Provided material:
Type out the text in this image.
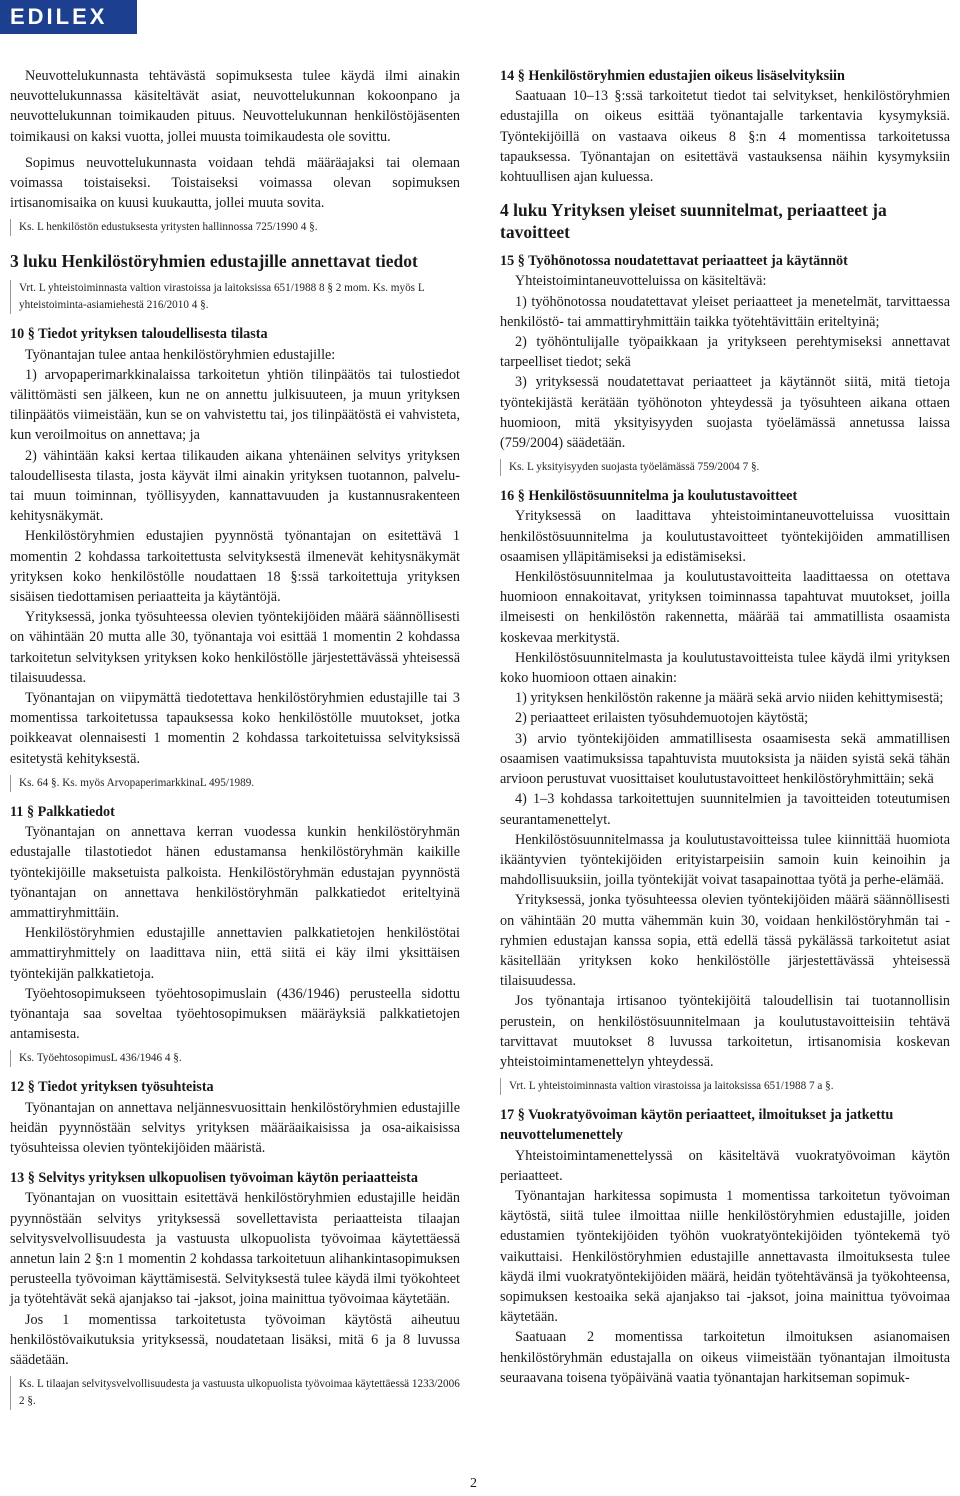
EDILEX

Neuvottelukunnasta tehtävästä sopimuksesta tulee käydä ilmi ainakin neuvottelukunnassa käsiteltävät asiat, neuvottelukunnan kokoonpano ja neuvottelukunnan toimikauden pituus. Neuvottelukunnan henkilöstöjäsenten toimikausi on kaksi vuotta, jollei muusta toimikaudesta ole sovittu.

Sopimus neuvottelukunnasta voidaan tehdä määräajaksi tai olemaan voimassa toistaiseksi. Toistaiseksi voimassa olevan sopimuksen irtisanomisaika on kuusi kuukautta, jollei muuta sovita.

Ks. L henkilöstön edustuksesta yritysten hallinnossa 725/1990 4 §.
3 luku Henkilöstöryhmien edustajille annettavat tiedot
Vrt. L yhteistoiminnasta valtion virastoissa ja laitoksissa 651/1988 8 § 2 mom. Ks. myös L yhteistoiminta-asiamiehestä 216/2010 4 §.
10 § Tiedot yrityksen taloudellisesta tilasta

Työnantajan tulee antaa henkilöstöryhmien edustajille:

1) arvopaperimarkkinalaissa tarkoitetun yhtiön tilinpäätös tai tulostiedot välittömästi sen jälkeen, kun ne on annettu julkisuuteen, ja muun yrityksen tilinpäätös viimeistään, kun se on vahvistettu tai, jos tilinpäätöstä ei vahvisteta, kun veroilmoitus on annettava; ja

2) vähintään kaksi kertaa tilikauden aikana yhtenäinen selvitys yrityksen taloudellisesta tilasta, josta käyvät ilmi ainakin yrityksen tuotannon, palvelu- tai muun toiminnan, työllisyyden, kannattavuuden ja kustannusrakenteen kehitysnäkymät.

Henkilöstöryhmien edustajien pyynnöstä työnantajan on esitettävä 1 momentin 2 kohdassa tarkoitettusta selvityksestä ilmenevät kehitysnäkymät yrityksen koko henkilöstölle noudattaen 18 §:ssä tarkoitettuja yrityksen sisäisen tiedottamisen periaatteita ja käytäntöjä.

Yrityksessä, jonka työsuhteessa olevien työntekijöiden määrä säännöllisesti on vähintään 20 mutta alle 30, työnantaja voi esittää 1 momentin 2 kohdassa tarkoitetun selvityksen yrityksen koko henkilöstölle järjestettävässä yhteisessä tilaisuudessa.

Työnantajan on viipymättä tiedotettava henkilöstöryhmien edustajille tai 3 momentissa tarkoitetussa tapauksessa koko henkilöstölle muutokset, jotka poikkeavat olennaisesti 1 momentin 2 kohdassa tarkoitetuissa selvityksissä esitetystä kehityksestä.

Ks. 64 §. Ks. myös ArvopaperimarkkinaL 495/1989.
11 § Palkkatiedot

Työnantajan on annettava kerran vuodessa kunkin henkilöstöryhmän edustajalle tilastotiedot hänen edustamansa henkilöstöryhmän kaikille työntekijöille maksetuista palkoista. Henkilöstöryhmän edustajan pyynnöstä työnantajan on annettava henkilöstöryhmän palkkatiedot eriteltyinä ammattiryhmittäin.

Henkilöstöryhmien edustajille annettavien palkkatietojen henkilöstötai ammattiryhmittely on laadittava niin, että siitä ei käy ilmi yksittäisen työntekijän palkkatietoja.

Työehtosopimukseen työehtosopimuslain (436/1946) perusteella sidottu työnantaja saa soveltaa työehtosopimuksen määräyksiä palkkatietojen antamisesta.

Ks. TyöehtosopimusL 436/1946 4 §.
12 § Tiedot yrityksen työsuhteista

Työnantajan on annettava neljännesvuosittain henkilöstöryhmien edustajille heidän pyynnöstään selvitys yrityksen määräaikaisissa ja osa-aikaisissa työsuhteissa olevien työntekijöiden määristä.

13 § Selvitys yrityksen ulkopuolisen työvoiman käytön periaatteista

Työnantajan on vuosittain esitettävä henkilöstöryhmien edustajille heidän pyynnöstään selvitys yrityksessä sovellettavista periaatteista tilaajan selvitysvelvollisuudesta ja vastuusta ulkopuolista työvoimaa käytettäessä annetun lain 2 §:n 1 momentin 2 kohdassa tarkoitetuun alihankintasopimuksen perusteella työvoiman käyttämisestä. Selvityksestä tulee käydä ilmi työkohteet ja työtehtävät sekä ajanjakso tai -jaksot, joina mainittua työvoimaa käytetään.

Jos 1 momentissa tarkoitetusta työvoiman käytöstä aiheutuu henkilöstövaikutuksia yrityksessä, noudatetaan lisäksi, mitä 6 ja 8 luvussa säädetään.

Ks. L tilaajan selvitysvelvollisuudesta ja vastuusta ulkopuolista työvoimaa käytettäessä 1233/2006 2 §.
14 § Henkilöstöryhmien edustajien oikeus lisäselvityksiin

Saatuaan 10–13 §:ssä tarkoitetut tiedot tai selvitykset, henkilöstöryhmien edustajilla on oikeus esittää työnantajalle tarkentavia kysymyksiä. Työntekijöillä on vastaava oikeus 8 §:n 4 momentissa tarkoitetussa tapauksessa. Työnantajan on esitettävä vastauksensa näihin kysymyksiin kohtuullisen ajan kuluessa.

4 luku Yrityksen yleiset suunnitelmat, periaatteet ja tavoitteet
15 § Työhönotossa noudatettavat periaatteet ja käytännöt

Yhteistoimintaneuvotteluissa on käsiteltävä:

1) työhönotossa noudatettavat yleiset periaatteet ja menetelmät, tarvittaessa henkilöstö- tai ammattiryhmittäin taikka työtehtävittäin eriteltyinä;

2) työhöntulijalle työpaikkaan ja yritykseen perehtymiseksi annettavat tarpeelliset tiedot; sekä

3) yrityksessä noudatettavat periaatteet ja käytännöt siitä, mitä tietoja työntekijästä kerätään työhönoton yhteydessä ja työsuhteen aikana ottaen huomioon, mitä yksityisyyden suojasta työelämässä annetussa laissa (759/2004) säädetään.

Ks. L yksityisyyden suojasta työelämässä 759/2004 7 §.
16 § Henkilöstösuunnitelma ja koulutustavoitteet

Yrityksessä on laadittava yhteistoimintaneuvotteluissa vuosittain henkilöstösuunnitelma ja koulutustavoitteet työntekijöiden ammatillisen osaamisen ylläpitämiseksi ja edistämiseksi.

Henkilöstösuunnitelmaa ja koulutustavoitteita laadittaessa on otettava huomioon ennakoitavat, yrityksen toiminnassa tapahtuvat muutokset, joilla ilmeisesti on henkilöstön rakennetta, määrää tai ammatillista osaamista koskevaa merkitystä.

Henkilöstösuunnitelmasta ja koulutustavoitteista tulee käydä ilmi yrityksen koko huomioon ottaen ainakin:

1) yrityksen henkilöstön rakenne ja määrä sekä arvio niiden kehittymisestä;

2) periaatteet erilaisten työsuhdemuotojen käytöstä;

3) arvio työntekijöiden ammatillisesta osaamisesta sekä ammatillisen osaamisen vaatimuksissa tapahtuvista muutoksista ja näiden syistä sekä tähän arvioon perustuvat vuosittaiset koulutustavoitteet henkilöstöryhmittäin; sekä

4) 1–3 kohdassa tarkoitettujen suunnitelmien ja tavoitteiden toteutumisen seurantamenettelyt.

Henkilöstösuunnitelmassa ja koulutustavoitteissa tulee kiinnittää huomiota ikääntyvien työntekijöiden erityistarpeisiin samoin kuin keinoihin ja mahdollisuuksiin, joilla työntekijät voivat tasapainottaa työtä ja perhe-elämää.

Yrityksessä, jonka työsuhteessa olevien työntekijöiden määrä säännöllisesti on vähintään 20 mutta vähemmän kuin 30, voidaan henkilöstöryhmän tai -ryhmien edustajan kanssa sopia, että edellä tässä pykälässä tarkoitetut asiat käsitellään yrityksen koko henkilöstölle järjestettävässä yhteisessä tilaisuudessa.

Jos työnantaja irtisanoo työntekijöitä taloudellisin tai tuotannollisin perustein, on henkilöstösuunnitelmaan ja koulutustavoitteisiin tehtävä tarvittavat muutokset 8 luvussa tarkoitetun, irtisanomisia koskevan yhteistoimintamenettelyn yhteydessä.

Vrt. L yhteistoiminnasta valtion virastoissa ja laitoksissa 651/1988 7 a §.
17 § Vuokratyövoiman käytön periaatteet, ilmoitukset ja jatkettu neuvottelumenettely

Yhteistoimintamenettelyssä on käsiteltävä vuokratyövoiman käytön periaatteet.

Työnantajan harkitessa sopimusta 1 momentissa tarkoitetun työvoiman käytöstä, siitä tulee ilmoittaa niille henkilöstöryhmien edustajille, joiden edustamien työntekijöiden työhön vuokratyöntekijöiden työntekemä työ vaikuttaisi. Henkilöstöryhmien edustajille annettavasta ilmoituksesta tulee käydä ilmi vuokratyöntekijöiden määrä, heidän työtehtävänsä ja työkohteensa, sopimuksen kestoaika sekä ajanjakso tai -jaksot, joina mainittua työvoimaa käytetään.

Saatuaan 2 momentissa tarkoitetun ilmoituksen asianomaisen henkilöstöryhmän edustajalla on oikeus viimeistään työnantajan ilmoitusta seuraavana toisena työpäivänä vaatia työnantajan harkitseman sopimuk-

2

Brief: Return each line of the data that contains the string "tapauksessa".

Reply:
Työnantajan on viipymättä tiedotettava henkilöstöryhmien edustajille tai 3 momentissa tarkoitetussa tapauksessa koko henkilöstölle muutokset, jotka poikkeavat olennaisesti 1 momentin 2 kohdassa tarkoitetuissa selvityksissä esitetystä kehityksestä.
Saatuaan 10–13 §:ssä tarkoitetut tiedot tai selvitykset, henkilöstöryhmien edustajilla on oikeus esittää työnantajalle tarkentavia kysymyksiä. Työntekijöillä on vastaava oikeus 8 §:n 4 momentissa tarkoitetussa tapauksessa. Työnantajan on esitettävä vastauksensa näihin kysymyksiin kohtuullisen ajan kuluessa.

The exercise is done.